--- Artículo ---
Hallábame en Oxford el año pasado mientras celebraba sus sesiones la Asociación británica para el adelanto de la cultura, y entre los contados estudiantes que aún quedaban, topé con un inglés, hombre de buen entendimiento, de esos a quienes se les habla sin ambajes. Llevóme por la tarde al nuevo Museo, henchido de ejemplares curiosos; allí se dan series de lecciones, se prueban nuevos aparatos; las señoras asisten y se interesan por los experimentos, y el último día, llenas de entusiasmo, cantaron el God save the queen. Admiraba yo aquel celo, aquella solidez mental, aquella organización científica, aquellas subscripciones voluntarias, aquella aptitud para la asociación y el trabajo, aquel vasto mecanismo que tantos brazos impulsan, tan adecuado para acumular, contrastar y clasificar los hechos. Y, sin embargo, en medio de la abundancia noté un vacío: al leer las reseñas y actas, pareciéronme las de un congreso fabril; ¡tantos sabios reunidos sólo para verificar detalles y trocar fórmulas! Creía yo escuchar a dos gerentes que discuten el curtido de la suela o el tinte del algodón: faltaban las ideas generales...

»Quejéme de esto a mi amigo el inglés, y, a la luz de la lámpara, en medio del alto silencio nocturno que envolvía a la ciudad universitaria, los dos indagábamos la razón del fenómeno.

»Un día me atreví a proferir:

-Es que carecen Vds. de filosofía, es decir, de lo que llaman metafísica los alemanes. Tienen Vds. sabios, pero no tienen Vds. pensadores. El Dios de los protestantes es una rémora: causa suprema, por respeto a Él nadie razona sobre las causas. Nunca un monarca consintió que se examinasen sus títulos a reinar. Vds. poseen un Dios-monarca útil, moral y conveniente: le profesan Vds. cordial afecto: temen Vds., si le tocan, debelar la moral y la Constitución. Por eso abaten Vds. el vuelo y se reducen a las cuestiones de hecho, a disecciones al por menor, a trabajos de laboratorio. Herborizan y cogen conchas. La ciencia está decapitada; pero ¿qué importa? la vida práctica sale ganando, y el dogma queda incólume.
--- Datos proporcionados ---
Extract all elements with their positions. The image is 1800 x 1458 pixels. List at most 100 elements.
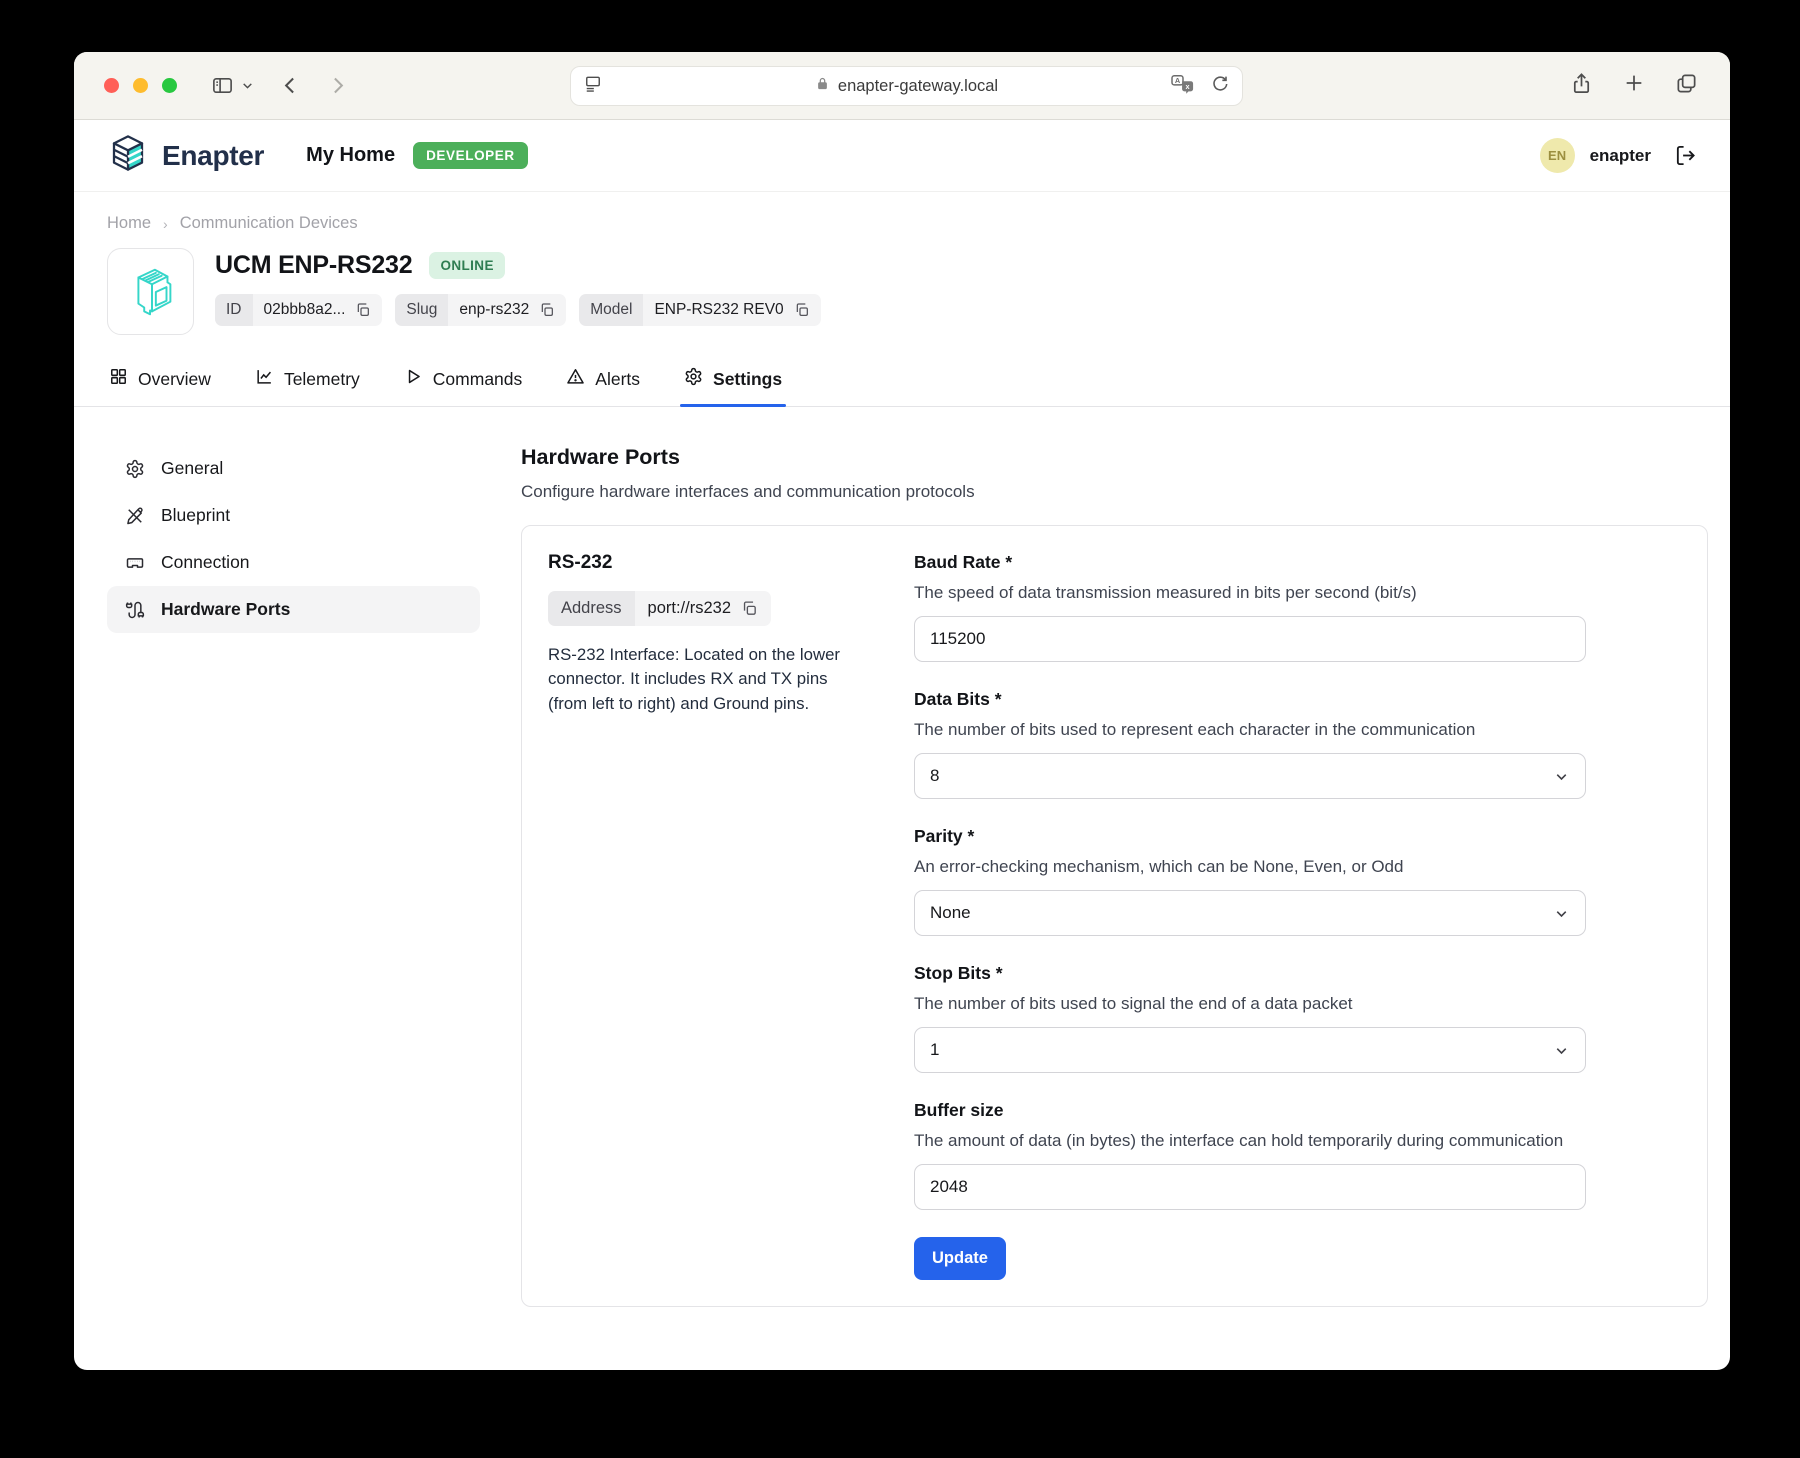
---
[Ejercicio propuesto A] Transcriba fielmente el pasaje del texto sobre la visita a Oxford que abarca desde "-Es que carecen" hasta "dogma queda incólume.".
[Ejercicio propuesto B] Indique si cada una de las siguientes afirmaciones concuerda con el texto sobre la visita a Oxford, respondiendo sí o no y citando literalmente las palabras que lo deciden: (i) El último día, las señoras cantaron el God save the queen. (ii) El narrador y su amigo conversaban a plena luz del día. (iii) Según el narrador, los ingleses tienen pensadores, pero no sabios.
[Ejercicio propuesto C] Prosiga el texto sobre la visita a Oxford a partir de su última oración.

[Respuesta A]
-Es que carecen Vds. de filosofía, es decir, de lo que llaman metafísica los alemanes. Tienen Vds. sabios, pero no tienen Vds. pensadores. El Dios de los protestantes es una rémora: causa suprema, por respeto a Él nadie razona sobre las causas. Nunca un monarca consintió que se examinasen sus títulos a reinar. Vds. poseen un Dios-monarca útil, moral y conveniente: le profesan Vds. cordial afecto: temen Vds., si le tocan, debelar la moral y la Constitución. Por eso abaten Vds. el vuelo y se reducen a las cuestiones de hecho, a disecciones al por menor, a trabajos de laboratorio. Herborizan y cogen conchas. La ciencia está decapitada; pero ¿qué importa? la vida práctica sale ganando, y el dogma queda incólume.

[Respuesta B]
(i) Sí: «el último día, llenas de entusiasmo, cantaron el God save the queen».
(ii) No: «a la luz de la lámpara, en medio del alto silencio nocturno que envolvía a la ciudad universitaria».
(iii) No: «Tienen Vds. sabios, pero no tienen Vds. pensadores».

[Respuesta C]
- »Ahí verá V. —contestó pausadamente mi amigo— lo que son los franceses. Sobre un hecho forjan una teoría general. Aguárdese V. veinte años, y encontrará en Londres las ideas de París y de Berlín.- Bueno, las de París y de Berlín; ¿pero qué tienen Vds. en pensamiento original?

- Tenemos a Stuart Mill

- ¿Y quién es Stuart Mill?

- Un político. Su opúsculo De la libertad es tan excelente, como detestable el Contrato Social de su Rousseau de Vds.

- Son palabras mayores.

- Pues no exagero; Mill saca triunfante la independencia del individuo, mientras Rousseau implanta el despotismo del Estado.

- En todo eso no veo al filósofo; ¿qué más ha hecho el tal Stuart Mill?

- Elevar a la economía política a la altura máxima de la ciencia, y subordinar la producción al hombre, en vez de subordinar el hombre a la producción.

- El filósofo no ha salido todavía. ¿Qué más, qué más?

- Stuart Mill es un lógico profundo.

- De qué escuela?

- De la suya. Ya he dicho a V. que era original.

- ¿Hegeliano?

- ¡Quiá! Es hombre de pruebas y datos.

- ¿Sigue a Port Royal?

- Menos: como que domina las ciencias modernas.

- ¿Imita a Condillac?

- No señor. En Condillac sólo se aprende a escribir bien.

- Entonces, ¿cuáles son sus númenes?

- En primer lugar, Locke y Comte, después Hume y Newton.

- ¿Es un sistemático, un reformador especulativo?

- Le sobran para serlo cien arrobas de talento. Camina paso a paso y sentando la planta en tierra. Sobresale en precisar una idea, en desentrañar un principio, comprobarlo al través de la complejidad de los casos, refutar, argüir, distinguir. Tiene la sutileza, la paciencia, el método y la sagacidad, de un leguleyo.

- Bueno, pues está V. dándome la razón: leguleyo; es decir, pariente de Locke, de Newton, de Comte y de Hume... filosofía inglesa. ¿No ha tenido una idea de conjunto?

- Sí.

- ¿Una idea propia, completa, sobre la naturaleza y el espíritu?

-Sí, y lo voy a demostrar.»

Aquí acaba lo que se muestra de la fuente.